[Given instruction]: Below is a listing to write out in full, exactly as given, without its pictures.

--- BEGIN Record excerpts ---

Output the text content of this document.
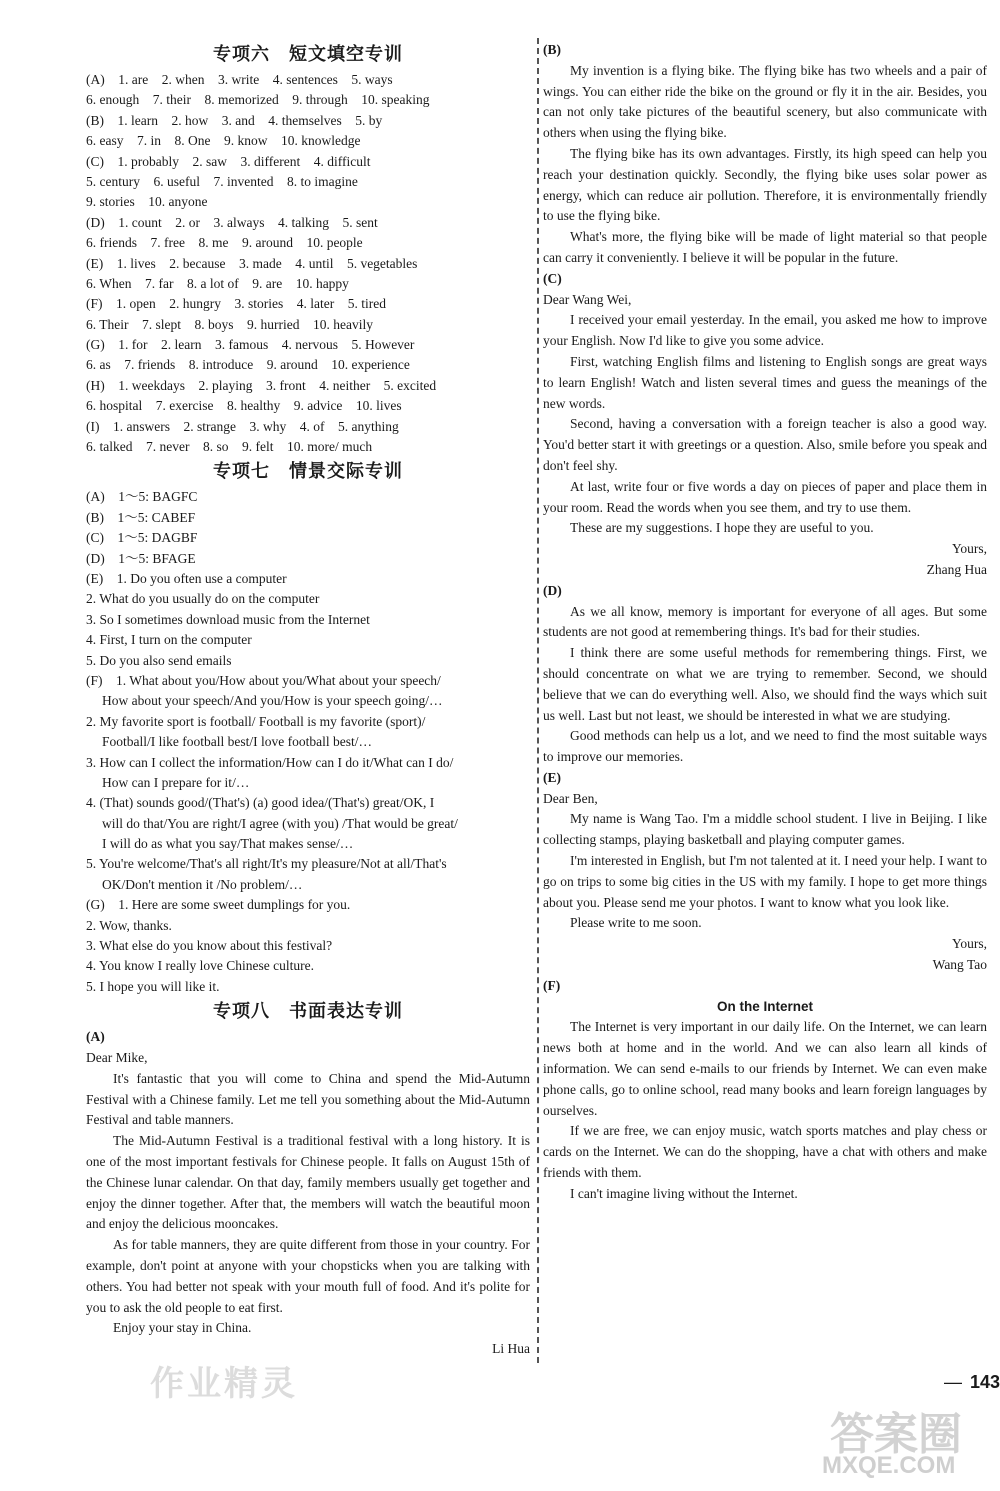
专项六　短文填空专训
(A)　1. are　2. when　3. write　4. sentences　5. ways
6. enough　7. their　8. memorized　9. through　10. speaking
(B)　1. learn　2. how　3. and　4. themselves　5. by
6. easy　7. in　8. One　9. know　10. knowledge
(C)　1. probably　2. saw　3. different　4. difficult
5. century　6. useful　7. invented　8. to imagine
9. stories　10. anyone
(D)　1. count　2. or　3. always　4. talking　5. sent
6. friends　7. free　8. me　9. around　10. people
(E)　1. lives　2. because　3. made　4. until　5. vegetables
6. When　7. far　8. a lot of　9. are　10. happy
(F)　1. open　2. hungry　3. stories　4. later　5. tired
6. Their　7. slept　8. boys　9. hurried　10. heavily
(G)　1. for　2. learn　3. famous　4. nervous　5. However
6. as　7. friends　8. introduce　9. around　10. experience
(H)　1. weekdays　2. playing　3. front　4. neither　5. excited
6. hospital　7. exercise　8. healthy　9. advice　10. lives
(I)　1. answers　2. strange　3. why　4. of　5. anything
6. talked　7. never　8. so　9. felt　10. more/ much
专项七　情景交际专训
(A)　1～5: BAGFC
(B)　1～5: CABEF
(C)　1～5: DAGBF
(D)　1～5: BFAGE
(E)　1. Do you often use a computer
2. What do you usually do on the computer
3. So I sometimes download music from the Internet
4. First, I turn on the computer
5. Do you also send emails
(F)　1. What about you/How about you/What about your speech/
How about your speech/And you/How is your speech going/…
2. My favorite sport is football/ Football is my favorite (sport)/
Football/I like football best/I love football best/…
3. How can I collect the information/How can I do it/What can I do/
How can I prepare for it/…
4. (That) sounds good/(That's) (a) good idea/(That's) great/OK, I
will do that/You are right/I agree (with you) /That would be great/
I will do as what you say/That makes sense/…
5. You're welcome/That's all right/It's my pleasure/Not at all/That's
OK/Don't mention it /No problem/…
(G)　1. Here are some sweet dumplings for you.
2. Wow, thanks.
3. What else do you know about this festival?
4. You know I really love Chinese culture.
5. I hope you will like it.
专项八　书面表达专训

(A)

Dear Mike,

It's fantastic that you will come to China and spend the Mid-Autumn Festival with a Chinese family. Let me tell you something about the Mid-Autumn Festival and table manners.

The Mid-Autumn Festival is a traditional festival with a long history. It is one of the most important festivals for Chinese people. It falls on August 15th of the Chinese lunar calendar. On that day, family members usually get together and enjoy the dinner together. After that, the members will watch the beautiful moon and enjoy the delicious mooncakes.

As for table manners, they are quite different from those in your country. For example, don't point at anyone with your chopsticks when you are talking with others. You had better not speak with your mouth full of food. And it's polite for you to ask the old people to eat first.

Enjoy your stay in China.

Li Hua

(B)

My invention is a flying bike. The flying bike has two wheels and a pair of wings. You can either ride the bike on the ground or fly it in the air. Besides, you can not only take pictures of the beautiful scenery, but also communicate with others when using the flying bike.

The flying bike has its own advantages. Firstly, its high speed can help you reach your destination quickly. Secondly, the flying bike uses solar power as energy, which can reduce air pollution. Therefore, it is environmentally friendly to use the flying bike.

What's more, the flying bike will be made of light material so that people can carry it conveniently. I believe it will be popular in the future.

(C)

Dear Wang Wei,

I received your email yesterday. In the email, you asked me how to improve your English. Now I'd like to give you some advice.

First, watching English films and listening to English songs are great ways to learn English! Watch and listen several times and guess the meanings of the new words.

Second, having a conversation with a foreign teacher is also a good way. You'd better start it with greetings or a question. Also, smile before you speak and don't feel shy.

At last, write four or five words a day on pieces of paper and place them in your room. Read the words when you see them, and try to use them.

These are my suggestions. I hope they are useful to you.

Yours,

Zhang Hua

(D)

As we all know, memory is important for everyone of all ages. But some students are not good at remembering things. It's bad for their studies.

I think there are some useful methods for remembering things. First, we should concentrate on what we are trying to remember. Second, we should believe that we can do everything well. Also, we should find the ways which suit us well. Last but not least, we should be interested in what we are studying.

Good methods can help us a lot, and we need to find the most suitable ways to improve our memories.

(E)

Dear Ben,

My name is Wang Tao. I'm a middle school student. I live in Beijing. I like collecting stamps, playing basketball and playing computer games.

I'm interested in English, but I'm not talented at it. I need your help. I want to go on trips to some big cities in the US with my family. I hope to get more things about you. Please send me your photos. I want to know what you look like.

Please write to me soon.

Yours,

Wang Tao

(F)

On the Internet

The Internet is very important in our daily life. On the Internet, we can learn news both at home and in the world. And we can also learn all kinds of information. We can send e-mails to our friends by Internet. We can even make phone calls, go to online school, read many books and learn foreign languages by ourselves.

If we are free, we can enjoy music, watch sports matches and play chess or cards on the Internet. We can do the shopping, have a chat with others and make friends with them.

I can't imagine living without the Internet.

— 143
作业精灵
答案圈
MXQE.COM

--- END Record excerpts ---

[Result of the exercise]:
Output the text content of this document.
专项六　短文填空专训
(A)　1. are　2. when　3. write　4. sentences　5. ways
6. enough　7. their　8. memorized　9. through　10. speaking
(B)　1. learn　2. how　3. and　4. themselves　5. by
6. easy　7. in　8. One　9. know　10. knowledge
(C)　1. probably　2. saw　3. different　4. difficult
5. century　6. useful　7. invented　8. to imagine
9. stories　10. anyone
(D)　1. count　2. or　3. always　4. talking　5. sent
6. friends　7. free　8. me　9. around　10. people
(E)　1. lives　2. because　3. made　4. until　5. vegetables
6. When　7. far　8. a lot of　9. are　10. happy
(F)　1. open　2. hungry　3. stories　4. later　5. tired
6. Their　7. slept　8. boys　9. hurried　10. heavily
(G)　1. for　2. learn　3. famous　4. nervous　5. However
6. as　7. friends　8. introduce　9. around　10. experience
(H)　1. weekdays　2. playing　3. front　4. neither　5. excited
6. hospital　7. exercise　8. healthy　9. advice　10. lives
(I)　1. answers　2. strange　3. why　4. of　5. anything
6. talked　7. never　8. so　9. felt　10. more/ much
专项七　情景交际专训
(A)　1～5: BAGFC
(B)　1～5: CABEF
(C)　1～5: DAGBF
(D)　1～5: BFAGE
(E)　1. Do you often use a computer
2. What do you usually do on the computer
3. So I sometimes download music from the Internet
4. First, I turn on the computer
5. Do you also send emails
(F)　1. What about you/How about you/What about your speech/
How about your speech/And you/How is your speech going/…
2. My favorite sport is football/ Football is my favorite (sport)/
Football/I like football best/I love football best/…
3. How can I collect the information/How can I do it/What can I do/
How can I prepare for it/…
4. (That) sounds good/(That's) (a) good idea/(That's) great/OK, I
will do that/You are right/I agree (with you) /That would be great/
I will do as what you say/That makes sense/…
5. You're welcome/That's all right/It's my pleasure/Not at all/That's
OK/Don't mention it /No problem/…
(G)　1. Here are some sweet dumplings for you.
2. Wow, thanks.
3. What else do you know about this festival?
4. You know I really love Chinese culture.
5. I hope you will like it.
专项八　书面表达专训

(A)

Dear Mike,

It's fantastic that you will come to China and spend the Mid-Autumn Festival with a Chinese family. Let me tell you something about the Mid-Autumn Festival and table manners.

The Mid-Autumn Festival is a traditional festival with a long history. It is one of the most important festivals for Chinese people. It falls on August 15th of the Chinese lunar calendar. On that day, family members usually get together and enjoy the dinner together. After that, the members will watch the beautiful moon and enjoy the delicious mooncakes.

As for table manners, they are quite different from those in your country. For example, don't point at anyone with your chopsticks when you are talking with others. You had better not speak with your mouth full of food. And it's polite for you to ask the old people to eat first.

Enjoy your stay in China.

Li Hua

(B)

My invention is a flying bike. The flying bike has two wheels and a pair of wings. You can either ride the bike on the ground or fly it in the air. Besides, you can not only take pictures of the beautiful scenery, but also communicate with others when using the flying bike.

The flying bike has its own advantages. Firstly, its high speed can help you reach your destination quickly. Secondly, the flying bike uses solar power as energy, which can reduce air pollution. Therefore, it is environmentally friendly to use the flying bike.

What's more, the flying bike will be made of light material so that people can carry it conveniently. I believe it will be popular in the future.

(C)

Dear Wang Wei,

I received your email yesterday. In the email, you asked me how to improve your English. Now I'd like to give you some advice.

First, watching English films and listening to English songs are great ways to learn English! Watch and listen several times and guess the meanings of the new words.

Second, having a conversation with a foreign teacher is also a good way. You'd better start it with greetings or a question. Also, smile before you speak and don't feel shy.

At last, write four or five words a day on pieces of paper and place them in your room. Read the words when you see them, and try to use them.

These are my suggestions. I hope they are useful to you.

Yours,

Zhang Hua

(D)

As we all know, memory is important for everyone of all ages. But some students are not good at remembering things. It's bad for their studies.

I think there are some useful methods for remembering things. First, we should concentrate on what we are trying to remember. Second, we should believe that we can do everything well. Also, we should find the ways which suit us well. Last but not least, we should be interested in what we are studying.

Good methods can help us a lot, and we need to find the most suitable ways to improve our memories.

(E)

Dear Ben,

My name is Wang Tao. I'm a middle school student. I live in Beijing. I like collecting stamps, playing basketball and playing computer games.

I'm interested in English, but I'm not talented at it. I need your help. I want to go on trips to some big cities in the US with my family. I hope to get more things about you. Please send me your photos. I want to know what you look like.

Please write to me soon.

Yours,

Wang Tao

(F)

On the Internet

The Internet is very important in our daily life. On the Internet, we can learn news both at home and in the world. And we can also learn all kinds of information. We can send e-mails to our friends by Internet. We can even make phone calls, go to online school, read many books and learn foreign languages by ourselves.

If we are free, we can enjoy music, watch sports matches and play chess or cards on the Internet. We can do the shopping, have a chat with others and make friends with them.

I can't imagine living without the Internet.

— 143
作业精灵
答案圈
MXQE.COM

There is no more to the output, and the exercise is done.